## Prompt
Every record below should be transcribed exactly. Omit the images.

--- Start of Materials provided ---

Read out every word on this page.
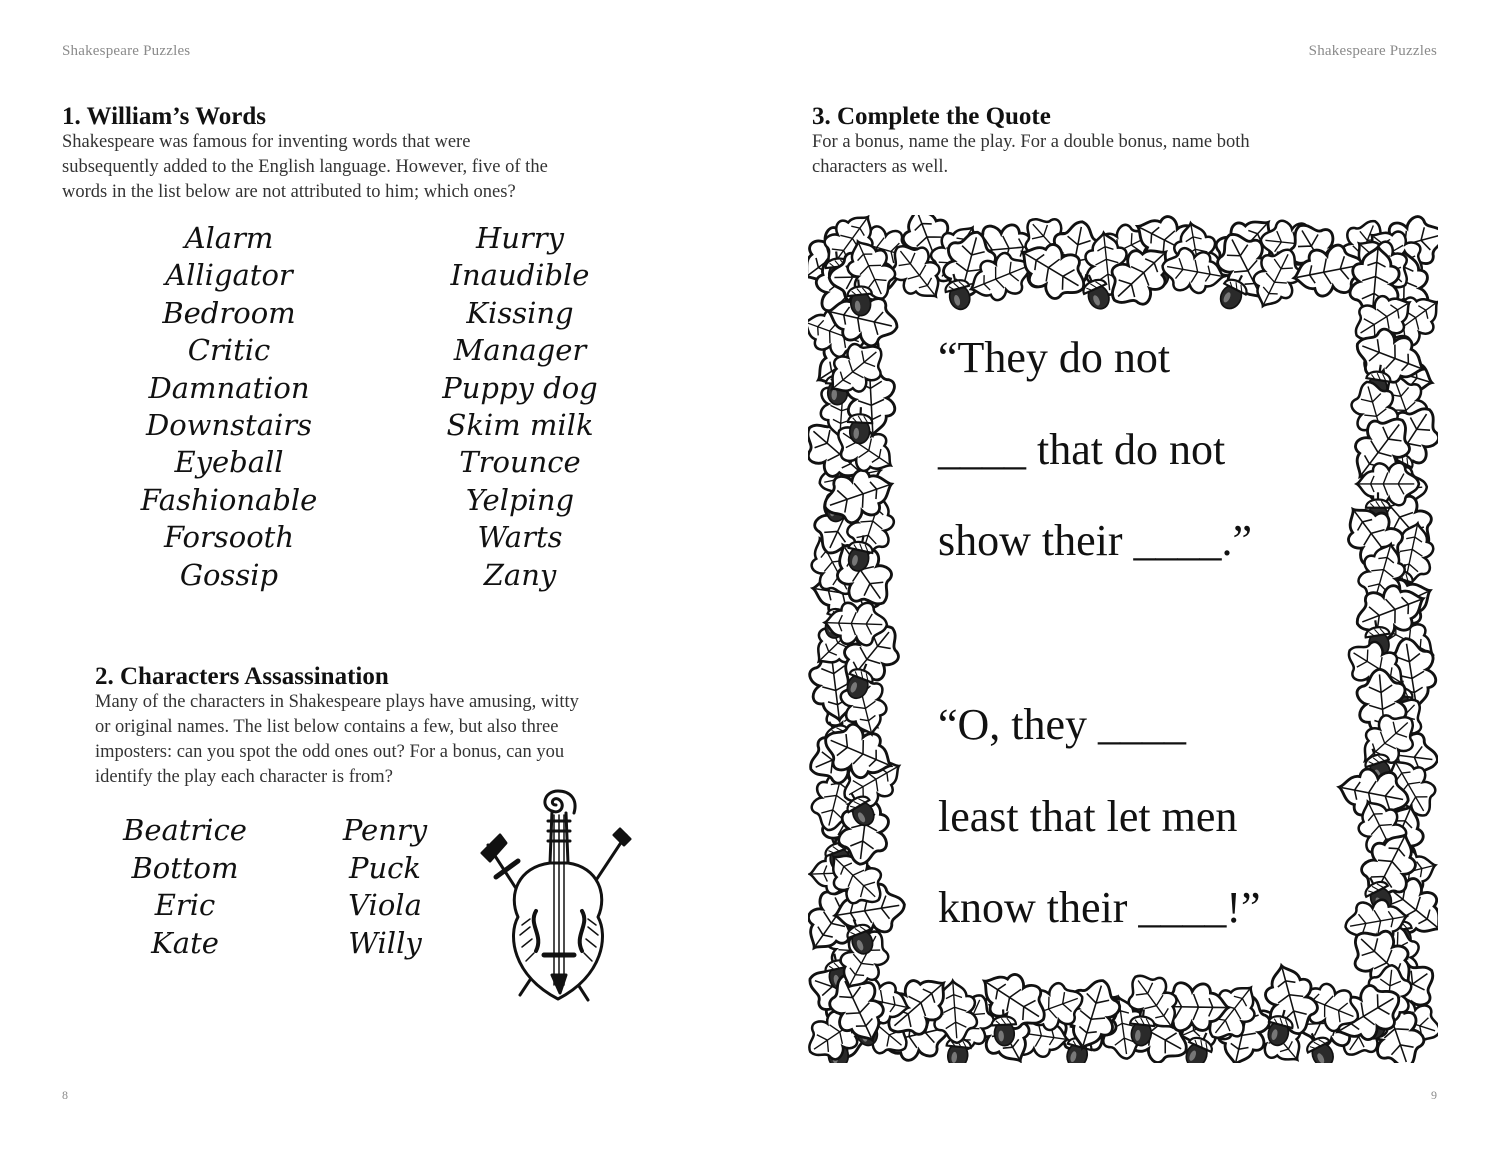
Shakespeare Puzzles
1. William’s Words

Shakespeare was famous for inventing words that were
subsequently added to the English language. However, five of the
words in the list below are not attributed to him; which ones?

Alarm
Alligator
Bedroom
Critic
Damnation
Downstairs
Eyeball
Fashionable
Forsooth
Gossip
Hurry
Inaudible
Kissing
Manager
Puppy dog
Skim milk
Trounce
Yelping
Warts
Zany
2. Characters Assassination

Many of the characters in Shakespeare plays have amusing, witty
or original names. The list below contains a few, but also three
imposters: can you spot the odd ones out? For a bonus, can you
identify the play each character is from?

Beatrice
Bottom
Eric
Kate
Penry
Puck
Viola
Willy
8
Shakespeare Puzzles
3. Complete the Quote

For a bonus, name the play. For a double bonus, name both
characters as well.

9
“They do not
____ that do not
show their ____.”
“O, they ____
least that let men
know their ____!”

--- End of Materials provided ---

## Full response
Read out every word on this page.
Shakespeare Puzzles
1. William’s Words

Shakespeare was famous for inventing words that were
subsequently added to the English language. However, five of the
words in the list below are not attributed to him; which ones?

Alarm
Alligator
Bedroom
Critic
Damnation
Downstairs
Eyeball
Fashionable
Forsooth
Gossip
Hurry
Inaudible
Kissing
Manager
Puppy dog
Skim milk
Trounce
Yelping
Warts
Zany
2. Characters Assassination

Many of the characters in Shakespeare plays have amusing, witty
or original names. The list below contains a few, but also three
imposters: can you spot the odd ones out? For a bonus, can you
identify the play each character is from?

Beatrice
Bottom
Eric
Kate
Penry
Puck
Viola
Willy
8
Shakespeare Puzzles
3. Complete the Quote

For a bonus, name the play. For a double bonus, name both
characters as well.

9
“They do not
____ that do not
show their ____.”
“O, they ____
least that let men
know their ____!”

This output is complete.